__Written task__
Exclude images, then output the remaining data verbatim.

[Stored data]
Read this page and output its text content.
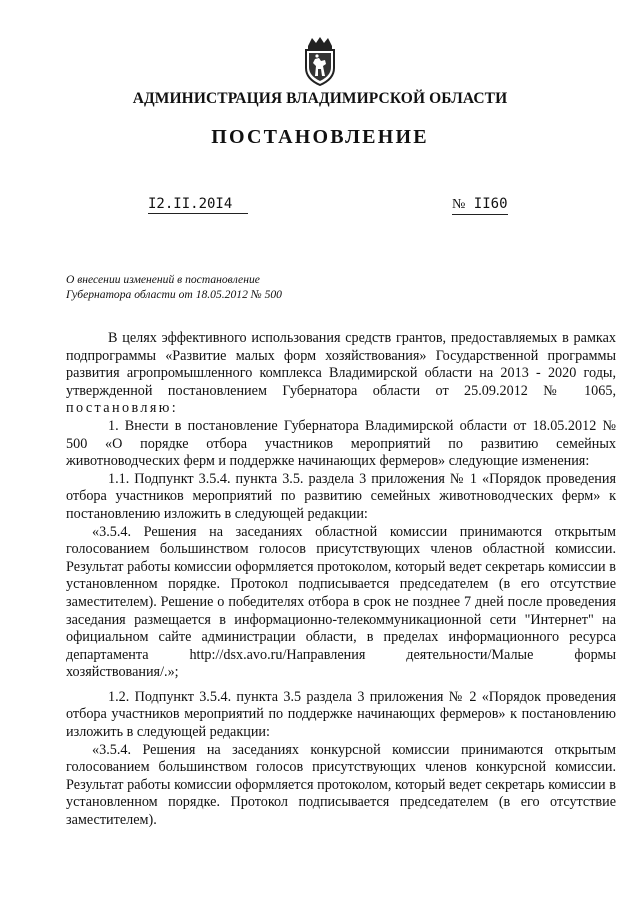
АДМИНИСТРАЦИЯ ВЛАДИМИРСКОЙ ОБЛАСТИ
ПОСТАНОВЛЕНИЕ
I2.II.20I4	№ II60
О внесении изменений в постановление
Губернатора области от 18.05.2012 № 500

В целях эффективного использования средств грантов, предоставляемых в рамках подпрограммы «Развитие малых форм хозяйствования» Государственной программы развития агропромышленного комплекса Владимирской области на 2013 - 2020 годы, утвержденной постановлением Губернатора области от 25.09.2012 № 1065, постановляю:

1. Внести в постановление Губернатора Владимирской области от 18.05.2012 № 500 «О порядке отбора участников мероприятий по развитию семейных животноводческих ферм и поддержке начинающих фермеров» следующие изменения:

1.1. Подпункт 3.5.4. пункта 3.5. раздела 3 приложения № 1 «Порядок проведения отбора участников мероприятий по развитию семейных животноводческих ферм» к постановлению изложить в следующей редакции:

«3.5.4. Решения на заседаниях областной комиссии принимаются открытым голосованием большинством голосов присутствующих членов областной комиссии. Результат работы комиссии оформляется протоколом, который ведет секретарь комиссии в установленном порядке. Протокол подписывается председателем (в его отсутствие заместителем). Решение о победителях отбора в срок не позднее 7 дней после проведения заседания размещается в информационно-телекоммуникационной сети "Интернет" на официальном сайте администрации области, в пределах информационного ресурса департамента http://dsx.avo.ru/Направления деятельности/Малые формы хозяйствования/.»;

1.2. Подпункт 3.5.4. пункта 3.5 раздела 3 приложения № 2 «Порядок проведения отбора участников мероприятий по поддержке начинающих фермеров» к постановлению изложить в следующей редакции:

«3.5.4. Решения на заседаниях конкурсной комиссии принимаются открытым голосованием большинством голосов присутствующих членов конкурсной комиссии. Результат работы комиссии оформляется протоколом, который ведет секретарь комиссии в установленном порядке. Протокол подписывается председателем (в его отсутствие заместителем).
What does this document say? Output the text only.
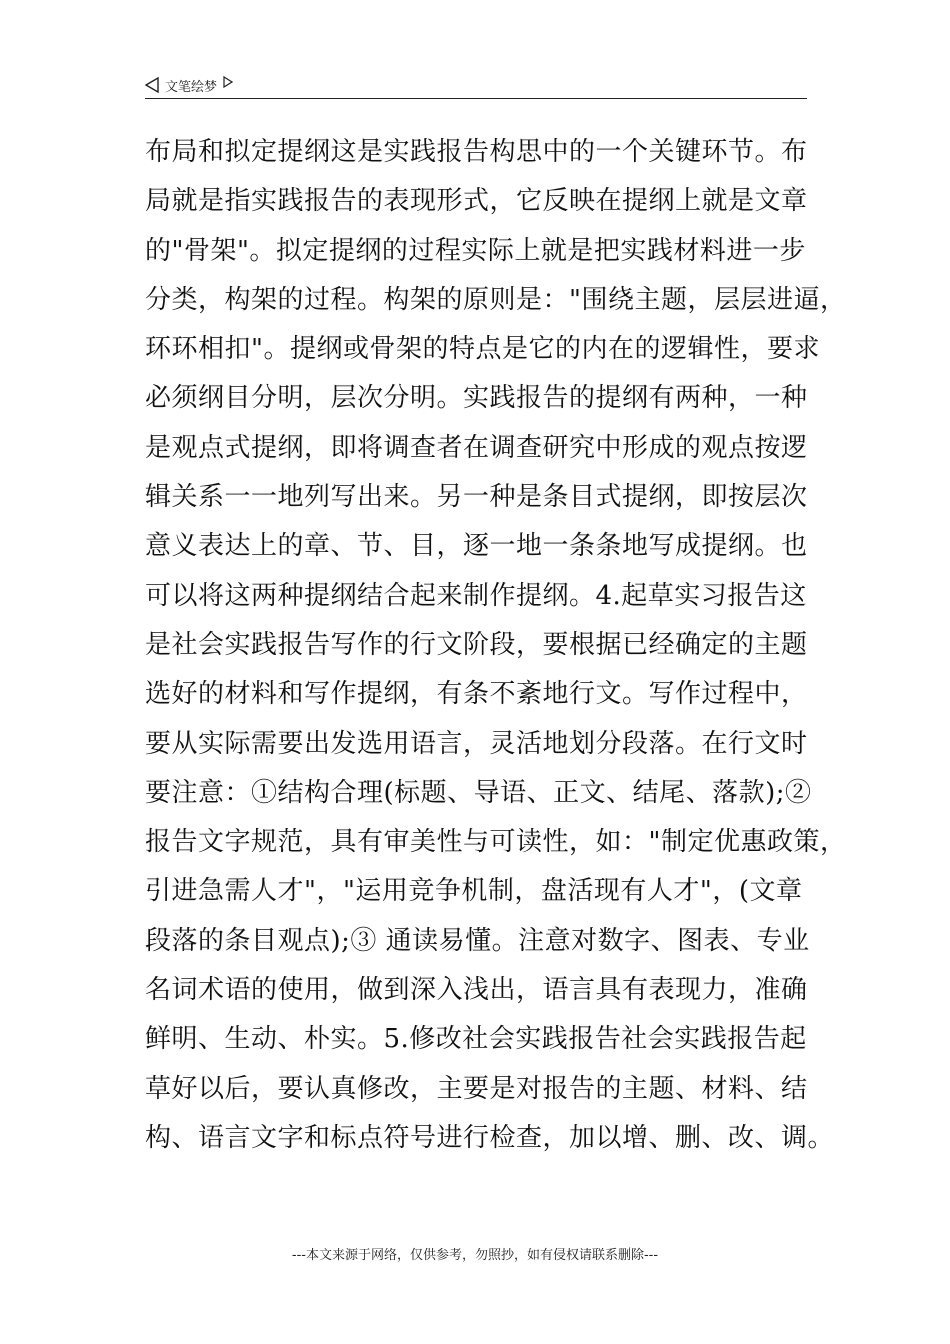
文笔绘梦
布局和拟定提纲这是实践报告构思中的一个关键环节。布
局就是指实践报告的表现形式，它反映在提纲上就是文章
的"骨架"。拟定提纲的过程实际上就是把实践材料进一步
分类，构架的过程。构架的原则是："围绕主题，层层进逼，
环环相扣"。提纲或骨架的特点是它的内在的逻辑性，要求
必须纲目分明，层次分明。实践报告的提纲有两种，一种
是观点式提纲，即将调查者在调查研究中形成的观点按逻
辑关系一一地列写出来。另一种是条目式提纲，即按层次
意义表达上的章、节、目，逐一地一条条地写成提纲。也
可以将这两种提纲结合起来制作提纲。4.起草实习报告这
是社会实践报告写作的行文阶段，要根据已经确定的主题
选好的材料和写作提纲，有条不紊地行文。写作过程中，
要从实际需要出发选用语言，灵活地划分段落。在行文时
要注意：①结构合理(标题、导语、正文、结尾、落款);②
报告文字规范，具有审美性与可读性，如："制定优惠政策，
引进急需人才"，"运用竞争机制，盘活现有人才"，(文章
段落的条目观点);③ 通读易懂。注意对数字、图表、专业
名词术语的使用，做到深入浅出，语言具有表现力，准确
鲜明、生动、朴实。5.修改社会实践报告社会实践报告起
草好以后，要认真修改，主要是对报告的主题、材料、结
构、语言文字和标点符号进行检查，加以增、删、改、调。
---本文来源于网络，仅供参考，勿照抄，如有侵权请联系删除---
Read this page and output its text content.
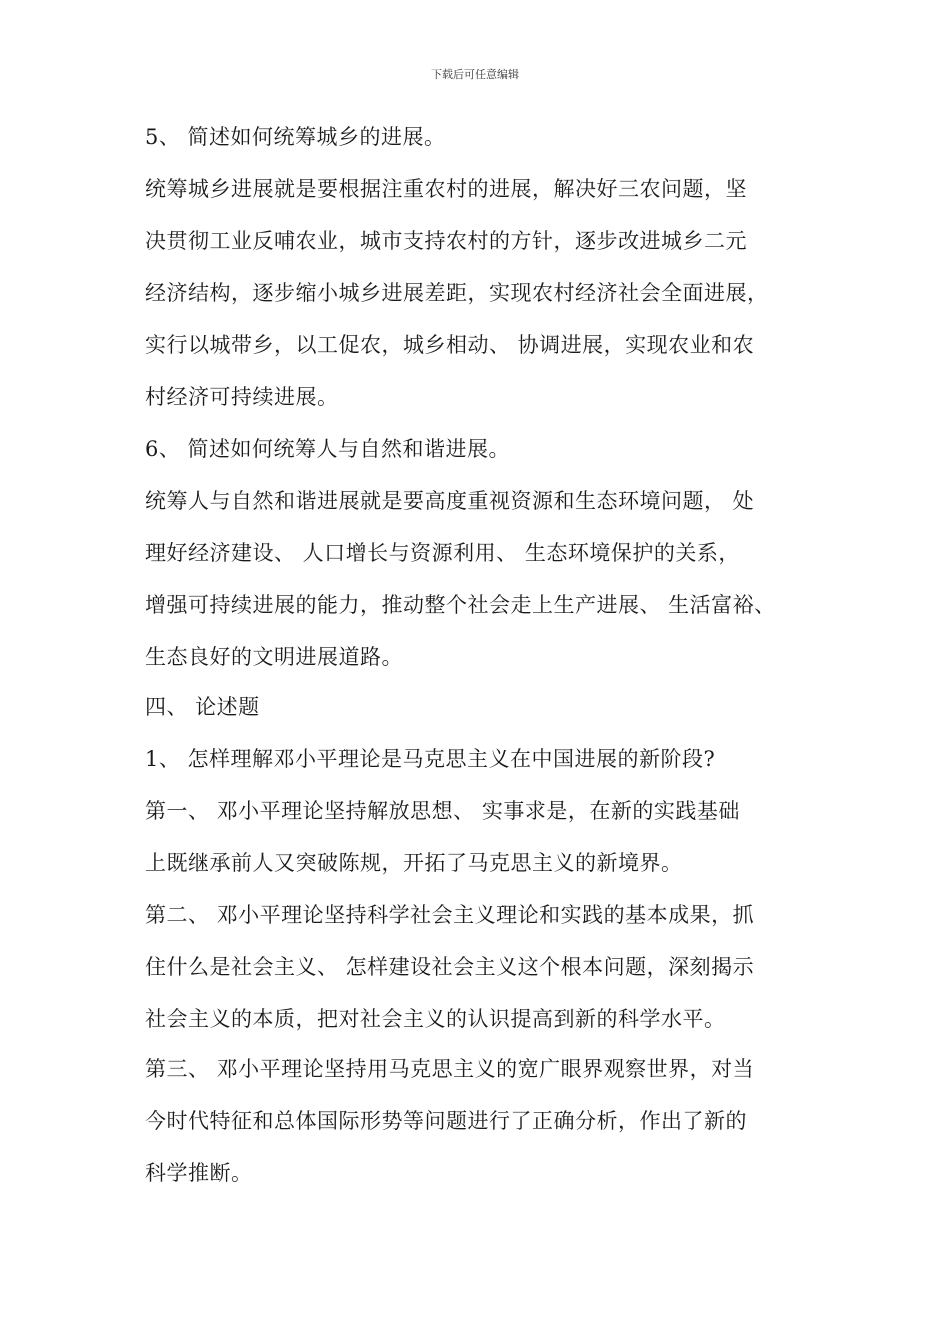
下载后可任意编辑
5、 简述如何统筹城乡的进展。
统筹城乡进展就是要根据注重农村的进展，解决好三农问题，坚
决贯彻工业反哺农业，城市支持农村的方针，逐步改进城乡二元
经济结构，逐步缩小城乡进展差距，实现农村经济社会全面进展，
实行以城带乡，以工促农，城乡相动、 协调进展，实现农业和农
村经济可持续进展。
6、 简述如何统筹人与自然和谐进展。
统筹人与自然和谐进展就是要高度重视资源和生态环境问题， 处
理好经济建设、 人口增长与资源利用、 生态环境保护的关系，
增强可持续进展的能力，推动整个社会走上生产进展、 生活富裕、
生态良好的文明进展道路。
四、 论述题
1、 怎样理解邓小平理论是马克思主义在中国进展的新阶段?
第一、 邓小平理论坚持解放思想、 实事求是，在新的实践基础
上既继承前人又突破陈规，开拓了马克思主义的新境界。
第二、 邓小平理论坚持科学社会主义理论和实践的基本成果，抓
住什么是社会主义、 怎样建设社会主义这个根本问题，深刻揭示
社会主义的本质，把对社会主义的认识提高到新的科学水平。
第三、 邓小平理论坚持用马克思主义的宽广眼界观察世界，对当
今时代特征和总体国际形势等问题进行了正确分析，作出了新的
科学推断。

__Output__
Read this page and output its text content.
АДМИНИСТРАЦИЯ ВЛАДИМИРСКОЙ ОБЛАСТИ
ПОСТАНОВЛЕНИЕ
I2.II.20I4	№ II60
О внесении изменений в постановление
Губернатора области от 18.05.2012 № 500

В целях эффективного использования средств грантов, предоставляемых в рамках подпрограммы «Развитие малых форм хозяйствования» Государственной программы развития агропромышленного комплекса Владимирской области на 2013 - 2020 годы, утвержденной постановлением Губернатора области от 25.09.2012 № 1065, постановляю:

1. Внести в постановление Губернатора Владимирской области от 18.05.2012 № 500 «О порядке отбора участников мероприятий по развитию семейных животноводческих ферм и поддержке начинающих фермеров» следующие изменения:

1.1. Подпункт 3.5.4. пункта 3.5. раздела 3 приложения № 1 «Порядок проведения отбора участников мероприятий по развитию семейных животноводческих ферм» к постановлению изложить в следующей редакции:

«3.5.4. Решения на заседаниях областной комиссии принимаются открытым голосованием большинством голосов присутствующих членов областной комиссии. Результат работы комиссии оформляется протоколом, который ведет секретарь комиссии в установленном порядке. Протокол подписывается председателем (в его отсутствие заместителем). Решение о победителях отбора в срок не позднее 7 дней после проведения заседания размещается в информационно-телекоммуникационной сети "Интернет" на официальном сайте администрации области, в пределах информационного ресурса департамента http://dsx.avo.ru/Направления деятельности/Малые формы хозяйствования/.»;

1.2. Подпункт 3.5.4. пункта 3.5 раздела 3 приложения № 2 «Порядок проведения отбора участников мероприятий по поддержке начинающих фермеров» к постановлению изложить в следующей редакции:

«3.5.4. Решения на заседаниях конкурсной комиссии принимаются открытым голосованием большинством голосов присутствующих членов конкурсной комиссии. Результат работы комиссии оформляется протоколом, который ведет секретарь комиссии в установленном порядке. Протокол подписывается председателем (в его отсутствие заместителем).
What does this document say? Output the text only.
文笔绘梦
布局和拟定提纲这是实践报告构思中的一个关键环节。布
局就是指实践报告的表现形式，它反映在提纲上就是文章
的"骨架"。拟定提纲的过程实际上就是把实践材料进一步
分类，构架的过程。构架的原则是："围绕主题，层层进逼，
环环相扣"。提纲或骨架的特点是它的内在的逻辑性，要求
必须纲目分明，层次分明。实践报告的提纲有两种，一种
是观点式提纲，即将调查者在调查研究中形成的观点按逻
辑关系一一地列写出来。另一种是条目式提纲，即按层次
意义表达上的章、节、目，逐一地一条条地写成提纲。也
可以将这两种提纲结合起来制作提纲。4.起草实习报告这
是社会实践报告写作的行文阶段，要根据已经确定的主题
选好的材料和写作提纲，有条不紊地行文。写作过程中，
要从实际需要出发选用语言，灵活地划分段落。在行文时
要注意：①结构合理(标题、导语、正文、结尾、落款);②
报告文字规范，具有审美性与可读性，如："制定优惠政策，
引进急需人才"，"运用竞争机制，盘活现有人才"，(文章
段落的条目观点);③ 通读易懂。注意对数字、图表、专业
名词术语的使用，做到深入浅出，语言具有表现力，准确
鲜明、生动、朴实。5.修改社会实践报告社会实践报告起
草好以后，要认真修改，主要是对报告的主题、材料、结
构、语言文字和标点符号进行检查，加以增、删、改、调。
---本文来源于网络，仅供参考，勿照抄，如有侵权请联系删除---
Read this page and output its text content.
下载后可任意编辑
5、 简述如何统筹城乡的进展。
统筹城乡进展就是要根据注重农村的进展，解决好三农问题，坚
决贯彻工业反哺农业，城市支持农村的方针，逐步改进城乡二元
经济结构，逐步缩小城乡进展差距，实现农村经济社会全面进展，
实行以城带乡，以工促农，城乡相动、 协调进展，实现农业和农
村经济可持续进展。
6、 简述如何统筹人与自然和谐进展。
统筹人与自然和谐进展就是要高度重视资源和生态环境问题， 处
理好经济建设、 人口增长与资源利用、 生态环境保护的关系，
增强可持续进展的能力，推动整个社会走上生产进展、 生活富裕、
生态良好的文明进展道路。
四、 论述题
1、 怎样理解邓小平理论是马克思主义在中国进展的新阶段?
第一、 邓小平理论坚持解放思想、 实事求是，在新的实践基础
上既继承前人又突破陈规，开拓了马克思主义的新境界。
第二、 邓小平理论坚持科学社会主义理论和实践的基本成果，抓
住什么是社会主义、 怎样建设社会主义这个根本问题，深刻揭示
社会主义的本质，把对社会主义的认识提高到新的科学水平。
第三、 邓小平理论坚持用马克思主义的宽广眼界观察世界，对当
今时代特征和总体国际形势等问题进行了正确分析，作出了新的
科学推断。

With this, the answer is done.